%%

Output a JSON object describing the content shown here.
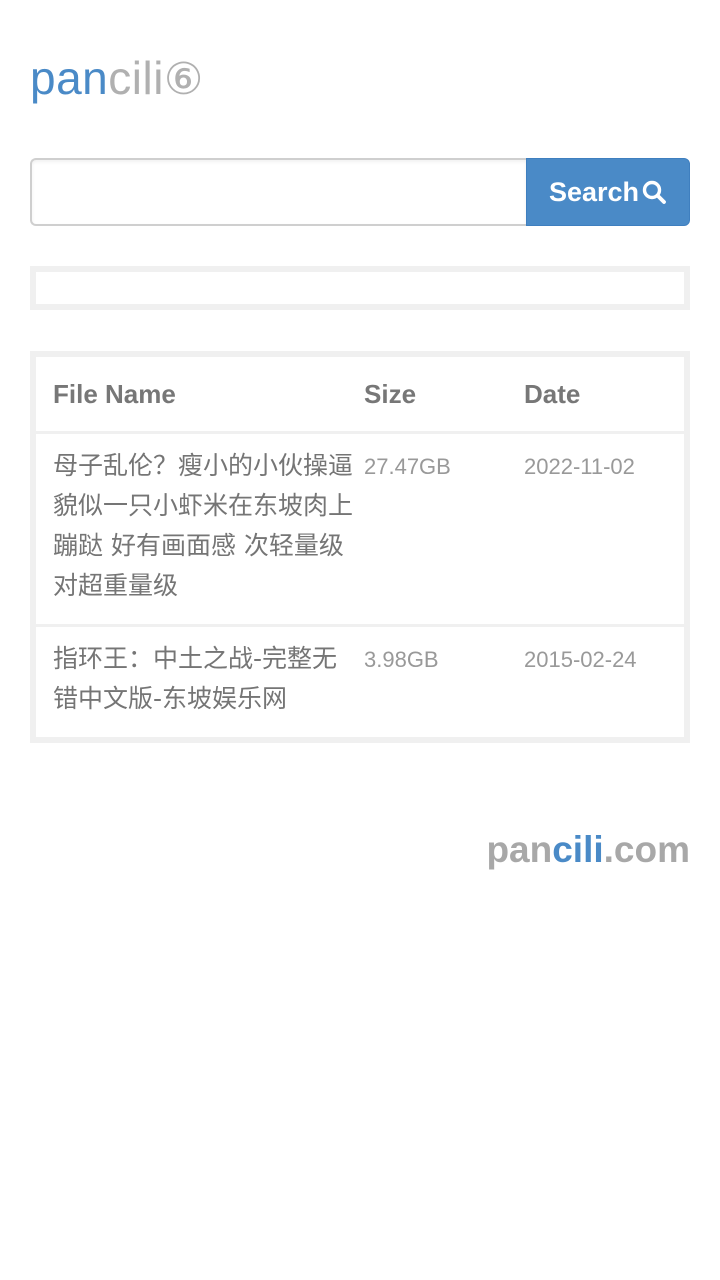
{
  "logo": {
    "part1": "pan",
    "part2": "cili",
    "part3": "⑥"
  },
  "search": {
    "value": "",
    "placeholder": "",
    "button_label": "Search",
    "button_icon": "search-icon"
  },
  "results": {
    "columns": [
      "File Name",
      "Size",
      "Date"
    ],
    "rows": [
      {
        "name": "母子乱伦？瘦小的小伙操逼貌似一只小虾米在东坡肉上蹦跶 好有画面感 次轻量级对超重量级",
        "size": "27.47GB",
        "date": "2022-11-02"
      },
      {
        "name": "指环王：中土之战-完整无错中文版-东坡娱乐网",
        "size": "3.98GB",
        "date": "2015-02-24"
      }
    ]
  },
  "footer": {
    "brand_part1": "pan",
    "brand_part2": "cili",
    "brand_part3": ".com"
  },
  "colors": {
    "accent": "#4a8ac7",
    "muted": "#b0b0b0",
    "border": "#f0f0f0"
  }
}
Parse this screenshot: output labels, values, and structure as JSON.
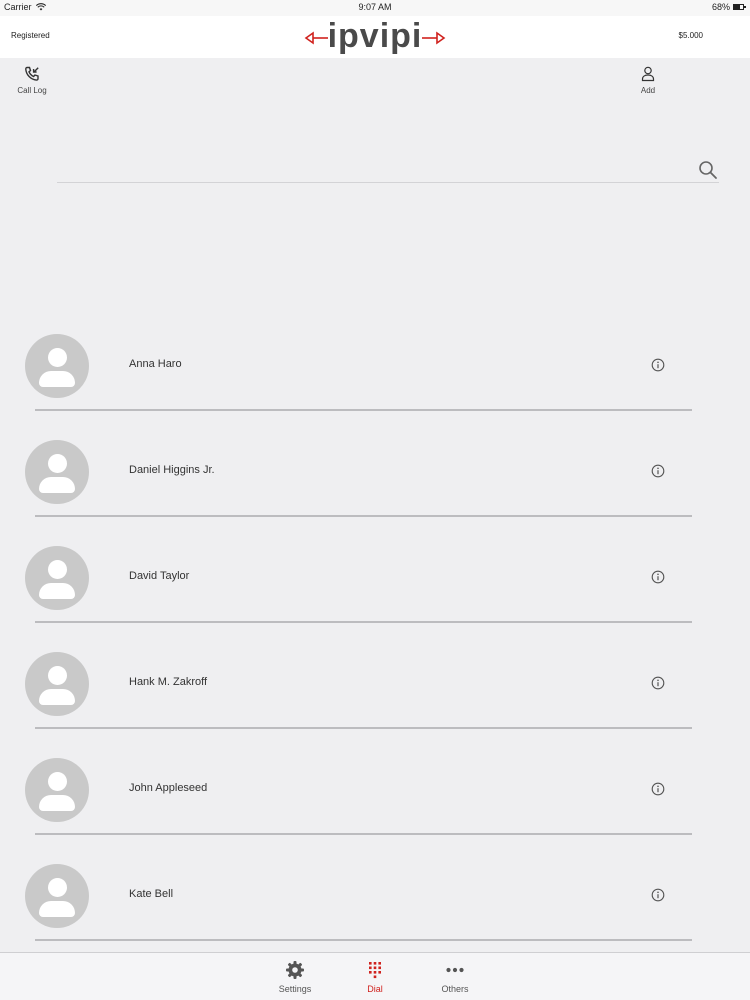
{
  "status_bar": {
    "carrier": "Carrier",
    "time": "9:07 AM",
    "battery": "68%"
  },
  "header": {
    "registration_status": "Registered",
    "logo": "ipvipi",
    "balance": "$5.000"
  },
  "toolbar": {
    "call_log_label": "Call Log",
    "add_label": "Add"
  },
  "search": {
    "placeholder": "",
    "value": ""
  },
  "contacts": [
    {
      "name": "Anna Haro"
    },
    {
      "name": "Daniel Higgins Jr."
    },
    {
      "name": "David Taylor"
    },
    {
      "name": "Hank M. Zakroff"
    },
    {
      "name": "John Appleseed"
    },
    {
      "name": "Kate Bell"
    }
  ],
  "tab_bar": {
    "tabs": [
      {
        "label": "Settings",
        "icon": "gear-icon",
        "active": false
      },
      {
        "label": "Dial",
        "icon": "keypad-icon",
        "active": true
      },
      {
        "label": "Others",
        "icon": "more-icon",
        "active": false
      }
    ]
  },
  "colors": {
    "accent": "#d0221e",
    "logo_text": "#4a4a4a",
    "background": "#efeff1",
    "avatar": "#c9c9c9"
  }
}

%%

## [Set exercise]
Search the entries for "icon" and copy out each line that has it.

## [Exercise solution]
    "button_icon": "search-icon"
        "icon": "gear-icon",
        "icon": "keypad-icon",
        "icon": "more-icon",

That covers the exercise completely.